-- START OF Records for this exercise --

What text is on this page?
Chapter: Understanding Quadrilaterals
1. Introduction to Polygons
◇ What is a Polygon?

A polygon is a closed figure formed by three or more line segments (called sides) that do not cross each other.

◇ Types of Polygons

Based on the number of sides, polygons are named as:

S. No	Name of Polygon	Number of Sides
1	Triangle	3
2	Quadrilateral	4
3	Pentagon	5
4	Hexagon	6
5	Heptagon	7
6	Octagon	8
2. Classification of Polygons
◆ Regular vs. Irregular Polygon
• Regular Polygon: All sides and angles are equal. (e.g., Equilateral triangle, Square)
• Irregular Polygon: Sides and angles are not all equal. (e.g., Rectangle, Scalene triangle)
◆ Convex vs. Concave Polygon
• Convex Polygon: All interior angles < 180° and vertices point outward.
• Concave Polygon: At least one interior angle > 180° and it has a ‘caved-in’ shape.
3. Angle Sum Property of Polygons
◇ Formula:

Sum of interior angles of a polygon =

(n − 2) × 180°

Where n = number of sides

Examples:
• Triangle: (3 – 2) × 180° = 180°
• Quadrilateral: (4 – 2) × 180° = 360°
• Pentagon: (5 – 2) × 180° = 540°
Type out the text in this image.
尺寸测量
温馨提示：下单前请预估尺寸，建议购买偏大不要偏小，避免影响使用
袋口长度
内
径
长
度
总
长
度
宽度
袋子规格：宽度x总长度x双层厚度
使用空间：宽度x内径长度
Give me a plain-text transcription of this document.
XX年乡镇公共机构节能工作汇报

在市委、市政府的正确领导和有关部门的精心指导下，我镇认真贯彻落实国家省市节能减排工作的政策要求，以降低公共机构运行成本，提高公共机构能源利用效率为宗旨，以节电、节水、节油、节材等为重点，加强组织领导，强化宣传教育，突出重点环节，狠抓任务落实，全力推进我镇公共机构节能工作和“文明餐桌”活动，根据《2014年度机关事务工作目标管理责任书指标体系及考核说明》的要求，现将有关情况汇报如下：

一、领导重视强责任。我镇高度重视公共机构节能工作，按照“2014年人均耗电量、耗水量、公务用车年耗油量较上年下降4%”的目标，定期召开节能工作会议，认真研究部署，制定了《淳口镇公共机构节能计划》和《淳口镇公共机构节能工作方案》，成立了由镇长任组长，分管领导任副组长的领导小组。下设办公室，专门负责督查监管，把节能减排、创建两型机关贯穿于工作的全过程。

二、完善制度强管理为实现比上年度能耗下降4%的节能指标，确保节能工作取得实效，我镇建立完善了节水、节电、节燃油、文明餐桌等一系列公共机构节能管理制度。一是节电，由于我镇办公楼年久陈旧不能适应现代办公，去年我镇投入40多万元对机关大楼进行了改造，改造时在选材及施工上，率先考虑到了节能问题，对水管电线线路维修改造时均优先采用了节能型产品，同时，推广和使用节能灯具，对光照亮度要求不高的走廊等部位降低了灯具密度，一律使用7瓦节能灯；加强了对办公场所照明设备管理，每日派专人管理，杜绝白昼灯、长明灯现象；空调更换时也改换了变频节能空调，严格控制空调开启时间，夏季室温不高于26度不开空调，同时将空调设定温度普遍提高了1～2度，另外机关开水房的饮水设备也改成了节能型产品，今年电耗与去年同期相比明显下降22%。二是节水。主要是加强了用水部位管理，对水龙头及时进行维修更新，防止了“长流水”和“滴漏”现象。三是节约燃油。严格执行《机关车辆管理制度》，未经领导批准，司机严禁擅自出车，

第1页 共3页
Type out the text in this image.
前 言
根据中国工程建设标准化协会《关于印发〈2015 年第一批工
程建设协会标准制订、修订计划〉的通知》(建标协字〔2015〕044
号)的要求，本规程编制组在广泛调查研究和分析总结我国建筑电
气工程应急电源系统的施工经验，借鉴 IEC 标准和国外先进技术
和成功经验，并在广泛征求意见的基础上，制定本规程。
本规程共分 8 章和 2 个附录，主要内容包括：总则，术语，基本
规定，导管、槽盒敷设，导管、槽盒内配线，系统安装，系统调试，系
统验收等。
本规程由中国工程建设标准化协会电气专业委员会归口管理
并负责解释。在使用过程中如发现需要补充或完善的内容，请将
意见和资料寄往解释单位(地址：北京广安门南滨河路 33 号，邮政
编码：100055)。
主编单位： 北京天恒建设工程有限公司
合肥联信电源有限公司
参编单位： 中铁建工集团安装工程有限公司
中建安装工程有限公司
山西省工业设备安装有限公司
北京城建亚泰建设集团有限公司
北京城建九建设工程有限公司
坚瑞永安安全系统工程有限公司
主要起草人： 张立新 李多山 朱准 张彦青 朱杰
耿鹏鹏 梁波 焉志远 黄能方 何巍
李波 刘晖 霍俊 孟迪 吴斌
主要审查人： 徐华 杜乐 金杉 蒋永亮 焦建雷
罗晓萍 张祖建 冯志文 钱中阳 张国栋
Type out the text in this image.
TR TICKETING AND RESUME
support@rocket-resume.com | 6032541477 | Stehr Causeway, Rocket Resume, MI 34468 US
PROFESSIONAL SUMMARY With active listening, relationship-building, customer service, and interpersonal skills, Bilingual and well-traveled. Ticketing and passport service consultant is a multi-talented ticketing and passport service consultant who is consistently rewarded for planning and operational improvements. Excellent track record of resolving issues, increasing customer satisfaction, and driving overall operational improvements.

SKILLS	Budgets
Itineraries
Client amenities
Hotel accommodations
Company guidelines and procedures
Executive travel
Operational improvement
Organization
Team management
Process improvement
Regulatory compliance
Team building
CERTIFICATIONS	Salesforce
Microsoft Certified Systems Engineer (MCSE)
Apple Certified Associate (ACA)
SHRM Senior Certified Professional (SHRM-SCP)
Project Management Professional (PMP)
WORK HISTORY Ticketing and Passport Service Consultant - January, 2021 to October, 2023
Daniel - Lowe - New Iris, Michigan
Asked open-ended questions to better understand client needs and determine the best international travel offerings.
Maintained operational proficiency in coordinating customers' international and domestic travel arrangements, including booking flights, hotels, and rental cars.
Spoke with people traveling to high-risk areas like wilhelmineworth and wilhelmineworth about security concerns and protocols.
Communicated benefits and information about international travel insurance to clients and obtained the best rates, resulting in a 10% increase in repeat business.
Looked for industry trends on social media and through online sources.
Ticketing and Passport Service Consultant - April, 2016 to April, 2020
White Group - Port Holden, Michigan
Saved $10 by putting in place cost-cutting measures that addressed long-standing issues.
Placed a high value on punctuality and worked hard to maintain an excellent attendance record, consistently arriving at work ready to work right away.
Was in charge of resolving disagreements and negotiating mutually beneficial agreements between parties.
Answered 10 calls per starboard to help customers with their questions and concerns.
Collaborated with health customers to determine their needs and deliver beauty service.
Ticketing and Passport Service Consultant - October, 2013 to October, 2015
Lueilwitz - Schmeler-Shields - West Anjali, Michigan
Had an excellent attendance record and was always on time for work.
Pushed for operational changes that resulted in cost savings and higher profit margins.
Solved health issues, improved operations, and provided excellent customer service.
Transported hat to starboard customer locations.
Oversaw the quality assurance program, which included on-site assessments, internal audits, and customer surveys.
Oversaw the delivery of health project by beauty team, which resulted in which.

-- END OF Records for this exercise --

Task instructions
Extract all lines from the material above that include the word "concerns".

Problem solution
Spoke with people traveling to high-risk areas like wilhelmineworth and wilhelmineworth about security concerns and protocols.
Answered 10 calls per starboard to help customers with their questions and concerns.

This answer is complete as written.